■ DATA ENTRIES:
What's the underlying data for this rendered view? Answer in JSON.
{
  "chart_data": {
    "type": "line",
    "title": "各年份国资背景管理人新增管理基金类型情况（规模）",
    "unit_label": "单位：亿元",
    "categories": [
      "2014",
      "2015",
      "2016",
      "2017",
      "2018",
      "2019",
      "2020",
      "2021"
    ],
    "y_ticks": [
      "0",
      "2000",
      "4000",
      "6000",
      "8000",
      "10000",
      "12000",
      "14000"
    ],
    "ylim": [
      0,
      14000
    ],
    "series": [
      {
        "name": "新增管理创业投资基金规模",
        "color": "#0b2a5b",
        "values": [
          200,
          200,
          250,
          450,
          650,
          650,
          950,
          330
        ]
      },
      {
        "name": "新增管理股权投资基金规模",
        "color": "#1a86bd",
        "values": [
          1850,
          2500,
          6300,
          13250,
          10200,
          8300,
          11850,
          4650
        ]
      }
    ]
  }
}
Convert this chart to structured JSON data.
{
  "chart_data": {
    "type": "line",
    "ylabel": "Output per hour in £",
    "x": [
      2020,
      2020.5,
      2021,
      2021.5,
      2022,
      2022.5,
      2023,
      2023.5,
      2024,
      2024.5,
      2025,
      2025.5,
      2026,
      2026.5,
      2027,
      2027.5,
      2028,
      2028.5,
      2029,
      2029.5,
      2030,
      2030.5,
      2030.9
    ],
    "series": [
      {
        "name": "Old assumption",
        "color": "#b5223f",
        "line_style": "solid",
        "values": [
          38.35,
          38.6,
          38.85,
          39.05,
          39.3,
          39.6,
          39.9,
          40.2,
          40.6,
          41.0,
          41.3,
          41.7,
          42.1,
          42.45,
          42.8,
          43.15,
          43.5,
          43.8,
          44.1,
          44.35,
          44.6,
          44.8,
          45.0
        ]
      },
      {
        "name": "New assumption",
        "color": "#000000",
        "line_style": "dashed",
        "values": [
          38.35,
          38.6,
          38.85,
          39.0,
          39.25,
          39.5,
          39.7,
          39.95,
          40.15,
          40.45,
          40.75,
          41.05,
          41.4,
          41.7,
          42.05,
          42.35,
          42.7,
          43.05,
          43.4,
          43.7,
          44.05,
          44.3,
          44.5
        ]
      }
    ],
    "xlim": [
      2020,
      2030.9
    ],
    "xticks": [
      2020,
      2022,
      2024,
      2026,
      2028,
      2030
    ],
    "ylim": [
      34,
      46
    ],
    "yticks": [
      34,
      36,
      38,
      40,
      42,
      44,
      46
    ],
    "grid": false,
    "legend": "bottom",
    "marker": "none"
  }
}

■ WHAT TO DO:
Retype all of the material above with every character intact.

■ EXERCISE RESPONSE:
What's the underlying data for this rendered view? Answer in JSON.
{
  "chart_data": {
    "type": "line",
    "title": "各年份国资背景管理人新增管理基金类型情况（规模）",
    "unit_label": "单位：亿元",
    "categories": [
      "2014",
      "2015",
      "2016",
      "2017",
      "2018",
      "2019",
      "2020",
      "2021"
    ],
    "y_ticks": [
      "0",
      "2000",
      "4000",
      "6000",
      "8000",
      "10000",
      "12000",
      "14000"
    ],
    "ylim": [
      0,
      14000
    ],
    "series": [
      {
        "name": "新增管理创业投资基金规模",
        "color": "#0b2a5b",
        "values": [
          200,
          200,
          250,
          450,
          650,
          650,
          950,
          330
        ]
      },
      {
        "name": "新增管理股权投资基金规模",
        "color": "#1a86bd",
        "values": [
          1850,
          2500,
          6300,
          13250,
          10200,
          8300,
          11850,
          4650
        ]
      }
    ]
  }
}
Convert this chart to structured JSON data.
{
  "chart_data": {
    "type": "line",
    "ylabel": "Output per hour in £",
    "x": [
      2020,
      2020.5,
      2021,
      2021.5,
      2022,
      2022.5,
      2023,
      2023.5,
      2024,
      2024.5,
      2025,
      2025.5,
      2026,
      2026.5,
      2027,
      2027.5,
      2028,
      2028.5,
      2029,
      2029.5,
      2030,
      2030.5,
      2030.9
    ],
    "series": [
      {
        "name": "Old assumption",
        "color": "#b5223f",
        "line_style": "solid",
        "values": [
          38.35,
          38.6,
          38.85,
          39.05,
          39.3,
          39.6,
          39.9,
          40.2,
          40.6,
          41.0,
          41.3,
          41.7,
          42.1,
          42.45,
          42.8,
          43.15,
          43.5,
          43.8,
          44.1,
          44.35,
          44.6,
          44.8,
          45.0
        ]
      },
      {
        "name": "New assumption",
        "color": "#000000",
        "line_style": "dashed",
        "values": [
          38.35,
          38.6,
          38.85,
          39.0,
          39.25,
          39.5,
          39.7,
          39.95,
          40.15,
          40.45,
          40.75,
          41.05,
          41.4,
          41.7,
          42.05,
          42.35,
          42.7,
          43.05,
          43.4,
          43.7,
          44.05,
          44.3,
          44.5
        ]
      }
    ],
    "xlim": [
      2020,
      2030.9
    ],
    "xticks": [
      2020,
      2022,
      2024,
      2026,
      2028,
      2030
    ],
    "ylim": [
      34,
      46
    ],
    "yticks": [
      34,
      36,
      38,
      40,
      42,
      44,
      46
    ],
    "grid": false,
    "legend": "bottom",
    "marker": "none"
  }
}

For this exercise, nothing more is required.